--- start of EXTRACTED MATERIAL ---

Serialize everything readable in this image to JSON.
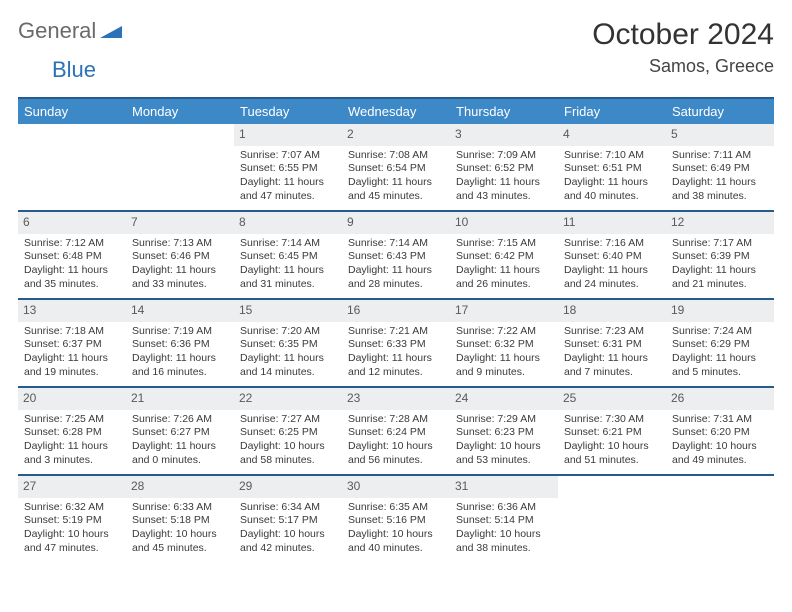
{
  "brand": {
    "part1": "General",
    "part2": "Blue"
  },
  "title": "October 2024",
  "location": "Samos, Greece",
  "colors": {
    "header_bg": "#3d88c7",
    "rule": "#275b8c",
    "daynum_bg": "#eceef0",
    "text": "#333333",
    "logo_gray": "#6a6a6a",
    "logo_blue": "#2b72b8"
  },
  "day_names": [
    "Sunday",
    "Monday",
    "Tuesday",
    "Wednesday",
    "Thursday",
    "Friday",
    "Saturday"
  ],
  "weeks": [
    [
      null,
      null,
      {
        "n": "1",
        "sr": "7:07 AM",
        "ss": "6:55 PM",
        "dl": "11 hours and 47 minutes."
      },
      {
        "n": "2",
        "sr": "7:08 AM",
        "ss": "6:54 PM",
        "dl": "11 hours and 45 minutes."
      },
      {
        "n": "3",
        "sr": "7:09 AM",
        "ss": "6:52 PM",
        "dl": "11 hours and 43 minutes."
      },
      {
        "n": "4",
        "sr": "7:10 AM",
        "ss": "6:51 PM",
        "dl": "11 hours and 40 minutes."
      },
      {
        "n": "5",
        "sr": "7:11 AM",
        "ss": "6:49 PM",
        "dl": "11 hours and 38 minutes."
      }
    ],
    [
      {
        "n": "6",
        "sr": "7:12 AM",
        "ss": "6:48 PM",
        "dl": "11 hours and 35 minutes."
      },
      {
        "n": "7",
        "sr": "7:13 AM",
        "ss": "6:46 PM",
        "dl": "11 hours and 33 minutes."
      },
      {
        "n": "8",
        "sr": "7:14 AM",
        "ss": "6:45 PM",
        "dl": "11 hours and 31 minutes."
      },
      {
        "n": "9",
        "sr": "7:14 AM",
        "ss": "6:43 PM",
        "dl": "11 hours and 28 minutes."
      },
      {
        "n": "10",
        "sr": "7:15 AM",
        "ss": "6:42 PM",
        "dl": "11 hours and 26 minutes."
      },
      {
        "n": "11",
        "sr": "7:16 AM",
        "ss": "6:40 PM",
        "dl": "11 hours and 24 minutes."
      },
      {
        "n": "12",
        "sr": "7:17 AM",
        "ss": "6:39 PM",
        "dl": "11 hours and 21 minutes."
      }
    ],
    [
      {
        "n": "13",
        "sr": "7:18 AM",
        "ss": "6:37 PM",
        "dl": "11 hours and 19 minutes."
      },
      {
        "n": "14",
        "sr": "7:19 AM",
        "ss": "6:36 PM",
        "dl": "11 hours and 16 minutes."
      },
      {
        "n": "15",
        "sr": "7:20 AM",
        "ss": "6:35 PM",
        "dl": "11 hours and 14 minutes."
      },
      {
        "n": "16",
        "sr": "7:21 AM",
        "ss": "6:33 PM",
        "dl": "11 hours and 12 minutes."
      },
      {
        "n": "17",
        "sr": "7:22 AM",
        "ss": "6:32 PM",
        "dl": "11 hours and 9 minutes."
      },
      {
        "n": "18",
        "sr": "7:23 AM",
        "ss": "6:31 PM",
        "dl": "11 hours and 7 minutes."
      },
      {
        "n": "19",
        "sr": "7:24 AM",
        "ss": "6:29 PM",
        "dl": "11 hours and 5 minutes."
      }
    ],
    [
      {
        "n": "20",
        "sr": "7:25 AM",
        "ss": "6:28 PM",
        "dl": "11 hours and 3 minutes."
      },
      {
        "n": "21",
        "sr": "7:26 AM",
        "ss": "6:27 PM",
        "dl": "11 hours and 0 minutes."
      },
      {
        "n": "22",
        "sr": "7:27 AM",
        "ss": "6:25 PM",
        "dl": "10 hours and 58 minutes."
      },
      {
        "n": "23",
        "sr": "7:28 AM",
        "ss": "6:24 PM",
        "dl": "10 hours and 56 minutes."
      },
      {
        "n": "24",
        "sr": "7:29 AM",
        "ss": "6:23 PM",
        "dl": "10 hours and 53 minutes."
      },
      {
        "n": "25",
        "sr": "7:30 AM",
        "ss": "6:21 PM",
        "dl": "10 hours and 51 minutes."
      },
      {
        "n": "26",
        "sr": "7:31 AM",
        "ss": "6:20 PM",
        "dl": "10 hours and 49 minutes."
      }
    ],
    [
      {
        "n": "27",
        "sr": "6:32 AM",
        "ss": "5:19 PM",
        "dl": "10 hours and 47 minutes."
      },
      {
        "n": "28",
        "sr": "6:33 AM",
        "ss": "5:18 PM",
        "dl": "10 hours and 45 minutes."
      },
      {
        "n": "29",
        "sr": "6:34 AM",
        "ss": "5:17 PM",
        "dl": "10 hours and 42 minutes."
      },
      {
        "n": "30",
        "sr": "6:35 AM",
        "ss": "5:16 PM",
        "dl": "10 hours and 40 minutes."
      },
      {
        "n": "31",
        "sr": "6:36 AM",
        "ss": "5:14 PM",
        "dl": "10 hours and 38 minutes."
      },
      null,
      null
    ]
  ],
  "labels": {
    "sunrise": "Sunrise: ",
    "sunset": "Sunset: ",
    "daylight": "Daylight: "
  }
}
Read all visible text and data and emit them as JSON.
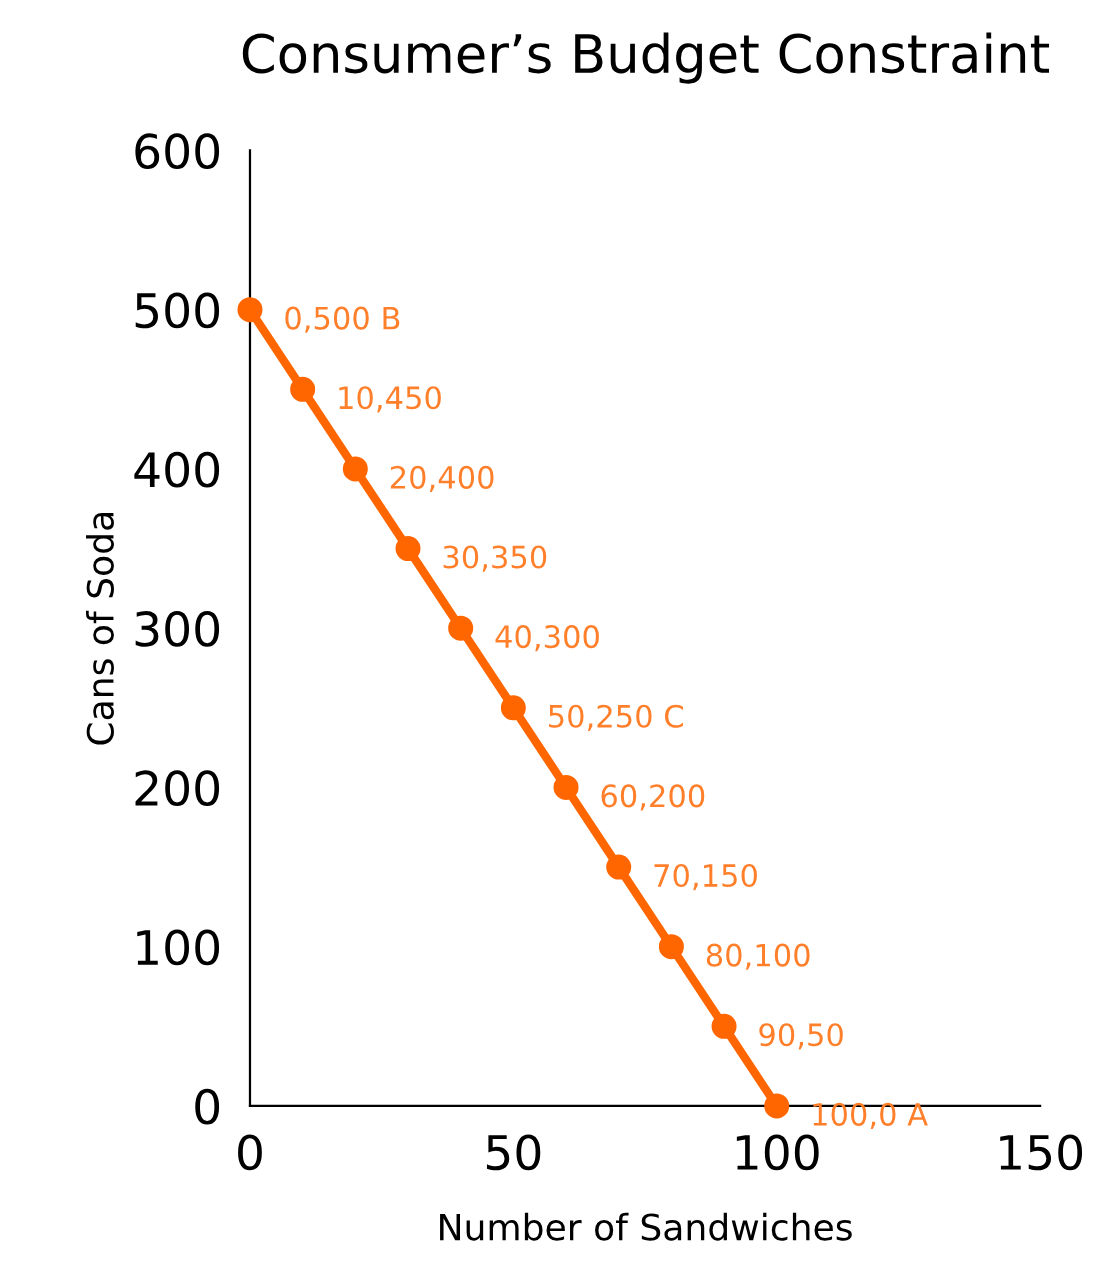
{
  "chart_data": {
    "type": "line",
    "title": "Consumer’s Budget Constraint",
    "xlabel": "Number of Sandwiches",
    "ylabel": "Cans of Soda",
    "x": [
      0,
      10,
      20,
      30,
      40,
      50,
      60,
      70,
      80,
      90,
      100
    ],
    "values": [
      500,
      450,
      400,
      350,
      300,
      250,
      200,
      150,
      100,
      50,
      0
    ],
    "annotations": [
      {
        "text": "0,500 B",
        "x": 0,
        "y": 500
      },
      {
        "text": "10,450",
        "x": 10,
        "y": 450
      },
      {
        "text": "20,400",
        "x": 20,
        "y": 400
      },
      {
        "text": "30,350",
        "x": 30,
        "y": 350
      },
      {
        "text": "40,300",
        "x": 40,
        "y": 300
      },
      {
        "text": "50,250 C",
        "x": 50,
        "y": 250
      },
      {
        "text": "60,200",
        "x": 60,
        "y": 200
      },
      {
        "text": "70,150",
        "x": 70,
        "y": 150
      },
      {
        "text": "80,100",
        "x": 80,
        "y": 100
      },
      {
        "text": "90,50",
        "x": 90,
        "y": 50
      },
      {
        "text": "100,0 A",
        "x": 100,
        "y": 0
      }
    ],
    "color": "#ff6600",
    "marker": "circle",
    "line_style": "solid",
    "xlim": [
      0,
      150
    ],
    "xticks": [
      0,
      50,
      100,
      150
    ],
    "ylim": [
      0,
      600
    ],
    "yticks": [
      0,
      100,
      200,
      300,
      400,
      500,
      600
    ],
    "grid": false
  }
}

--- end of EXTRACTED MATERIAL ---
--- start of EXTRACTED MATERIAL ---

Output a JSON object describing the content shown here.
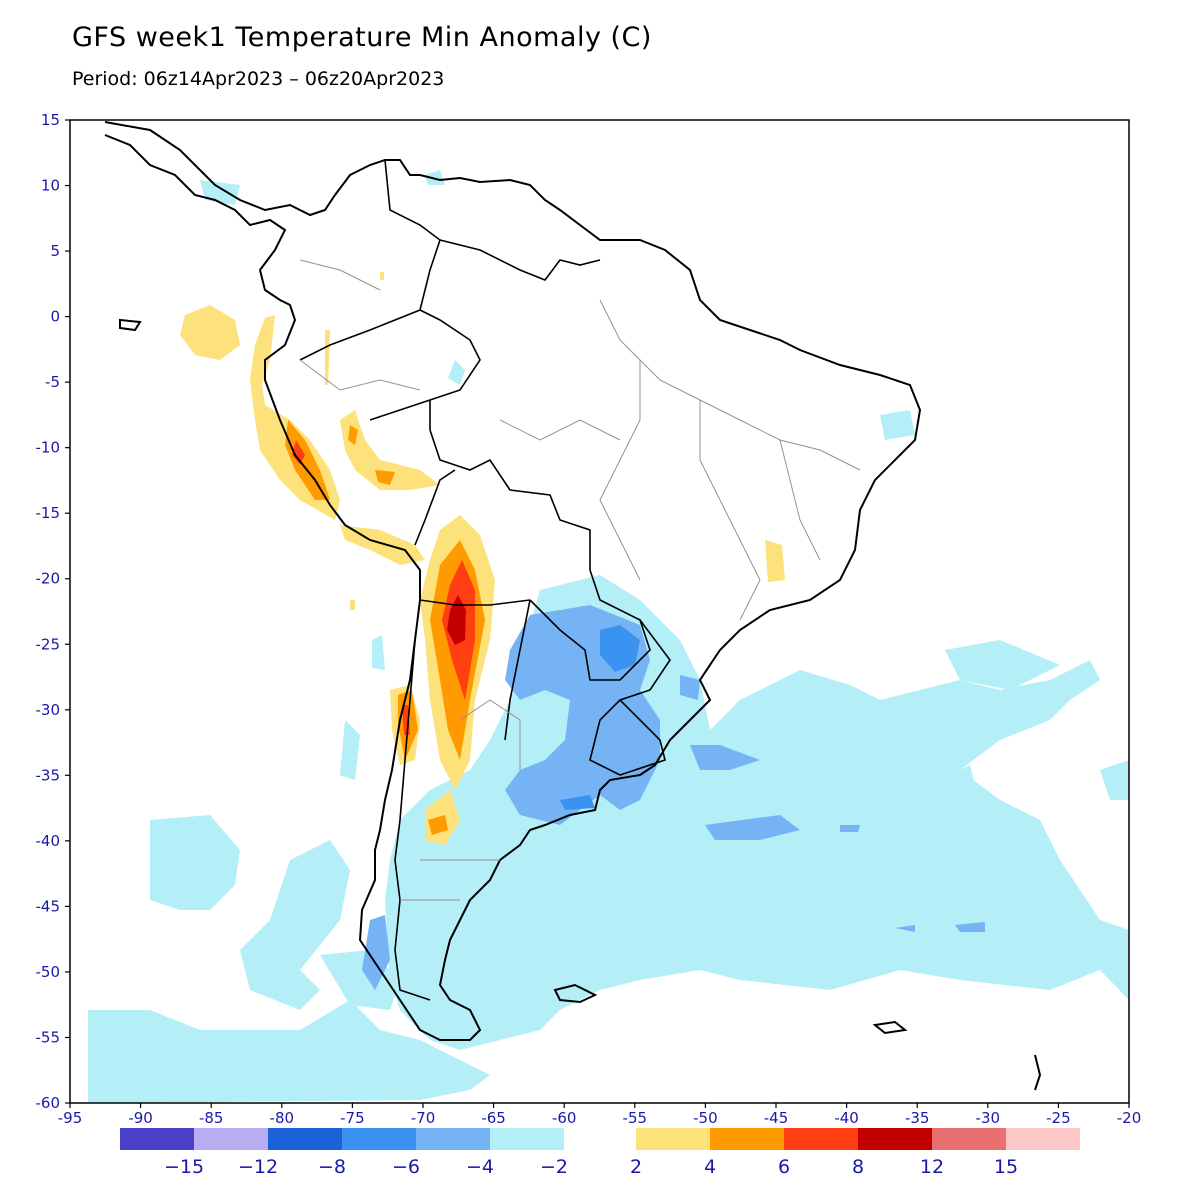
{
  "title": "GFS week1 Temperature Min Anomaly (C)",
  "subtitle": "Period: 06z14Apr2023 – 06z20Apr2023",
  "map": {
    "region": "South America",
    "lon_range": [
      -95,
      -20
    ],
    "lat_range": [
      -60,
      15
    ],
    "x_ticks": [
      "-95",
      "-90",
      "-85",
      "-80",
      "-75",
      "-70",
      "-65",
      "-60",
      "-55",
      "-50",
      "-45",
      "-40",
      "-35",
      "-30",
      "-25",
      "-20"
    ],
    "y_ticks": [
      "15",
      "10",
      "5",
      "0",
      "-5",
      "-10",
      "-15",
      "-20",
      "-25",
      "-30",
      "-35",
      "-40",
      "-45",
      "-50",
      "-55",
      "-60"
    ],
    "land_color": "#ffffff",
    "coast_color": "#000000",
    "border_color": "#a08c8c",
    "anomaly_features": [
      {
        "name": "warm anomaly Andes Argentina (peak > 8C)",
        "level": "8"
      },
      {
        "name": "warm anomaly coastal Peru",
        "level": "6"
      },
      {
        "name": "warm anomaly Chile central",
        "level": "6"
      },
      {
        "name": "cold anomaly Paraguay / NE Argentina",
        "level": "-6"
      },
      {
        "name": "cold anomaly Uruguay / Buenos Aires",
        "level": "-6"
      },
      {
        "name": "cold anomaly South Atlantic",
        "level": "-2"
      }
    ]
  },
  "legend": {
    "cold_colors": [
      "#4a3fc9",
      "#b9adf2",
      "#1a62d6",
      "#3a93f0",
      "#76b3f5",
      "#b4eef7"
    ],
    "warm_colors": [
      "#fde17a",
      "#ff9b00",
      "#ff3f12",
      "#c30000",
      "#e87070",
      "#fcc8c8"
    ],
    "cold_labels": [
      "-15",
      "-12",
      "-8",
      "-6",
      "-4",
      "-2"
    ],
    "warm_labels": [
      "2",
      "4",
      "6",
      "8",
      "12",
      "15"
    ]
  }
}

--- end of EXTRACTED MATERIAL ---

**STATED EXERCISE:**
Gather each line of the listing containing the word "Argentina" and show it.

**EXERCISE ANSWER:**
        "name": "warm anomaly Andes Argentina (peak > 8C)",
        "name": "cold anomaly Paraguay / NE Argentina",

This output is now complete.